Problem description: Beginning with the line containing "What does this" and ending with the last line, repeat the records exactly.

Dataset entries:
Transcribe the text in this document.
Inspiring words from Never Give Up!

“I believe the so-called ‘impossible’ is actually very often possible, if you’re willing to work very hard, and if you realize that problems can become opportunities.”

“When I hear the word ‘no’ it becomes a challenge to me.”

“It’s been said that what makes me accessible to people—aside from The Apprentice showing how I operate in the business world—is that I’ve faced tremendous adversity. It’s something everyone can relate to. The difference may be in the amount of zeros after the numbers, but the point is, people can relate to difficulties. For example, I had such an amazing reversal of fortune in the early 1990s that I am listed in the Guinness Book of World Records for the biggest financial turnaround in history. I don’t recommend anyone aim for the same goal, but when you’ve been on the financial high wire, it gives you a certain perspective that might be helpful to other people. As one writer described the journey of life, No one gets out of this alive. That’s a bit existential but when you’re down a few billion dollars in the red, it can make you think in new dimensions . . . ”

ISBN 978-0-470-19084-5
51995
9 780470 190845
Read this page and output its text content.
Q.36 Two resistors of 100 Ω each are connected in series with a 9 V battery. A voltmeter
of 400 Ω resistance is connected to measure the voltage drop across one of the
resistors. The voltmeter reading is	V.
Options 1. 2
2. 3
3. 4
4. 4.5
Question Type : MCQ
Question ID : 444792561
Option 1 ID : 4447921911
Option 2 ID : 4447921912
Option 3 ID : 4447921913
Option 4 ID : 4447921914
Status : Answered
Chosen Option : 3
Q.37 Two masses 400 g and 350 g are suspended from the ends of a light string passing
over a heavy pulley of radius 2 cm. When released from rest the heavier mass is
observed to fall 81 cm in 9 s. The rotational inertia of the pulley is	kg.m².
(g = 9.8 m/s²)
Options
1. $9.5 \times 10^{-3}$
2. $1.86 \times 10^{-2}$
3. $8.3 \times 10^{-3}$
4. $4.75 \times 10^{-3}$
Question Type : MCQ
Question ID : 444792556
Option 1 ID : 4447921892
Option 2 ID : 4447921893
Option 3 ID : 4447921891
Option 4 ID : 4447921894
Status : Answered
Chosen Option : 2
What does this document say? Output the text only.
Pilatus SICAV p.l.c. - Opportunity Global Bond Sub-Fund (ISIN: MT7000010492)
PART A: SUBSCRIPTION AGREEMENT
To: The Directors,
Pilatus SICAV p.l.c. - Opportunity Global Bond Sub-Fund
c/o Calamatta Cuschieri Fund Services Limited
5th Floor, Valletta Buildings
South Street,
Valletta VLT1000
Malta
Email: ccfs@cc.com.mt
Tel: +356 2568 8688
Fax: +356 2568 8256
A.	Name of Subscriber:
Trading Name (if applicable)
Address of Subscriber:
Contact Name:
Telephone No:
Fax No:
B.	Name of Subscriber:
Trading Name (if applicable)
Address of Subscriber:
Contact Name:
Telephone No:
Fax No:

Task response:
What does this document say? Output the text only.
Pilatus SICAV p.l.c. - Opportunity Global Bond Sub-Fund (ISIN: MT7000010492)
PART A: SUBSCRIPTION AGREEMENT
To: The Directors,
Pilatus SICAV p.l.c. - Opportunity Global Bond Sub-Fund
c/o Calamatta Cuschieri Fund Services Limited
5th Floor, Valletta Buildings
South Street,
Valletta VLT1000
Malta
Email: ccfs@cc.com.mt
Tel: +356 2568 8688
Fax: +356 2568 8256
A.	Name of Subscriber:
Trading Name (if applicable)
Address of Subscriber:
Contact Name:
Telephone No:
Fax No:
B.	Name of Subscriber:
Trading Name (if applicable)
Address of Subscriber:
Contact Name:
Telephone No:
Fax No:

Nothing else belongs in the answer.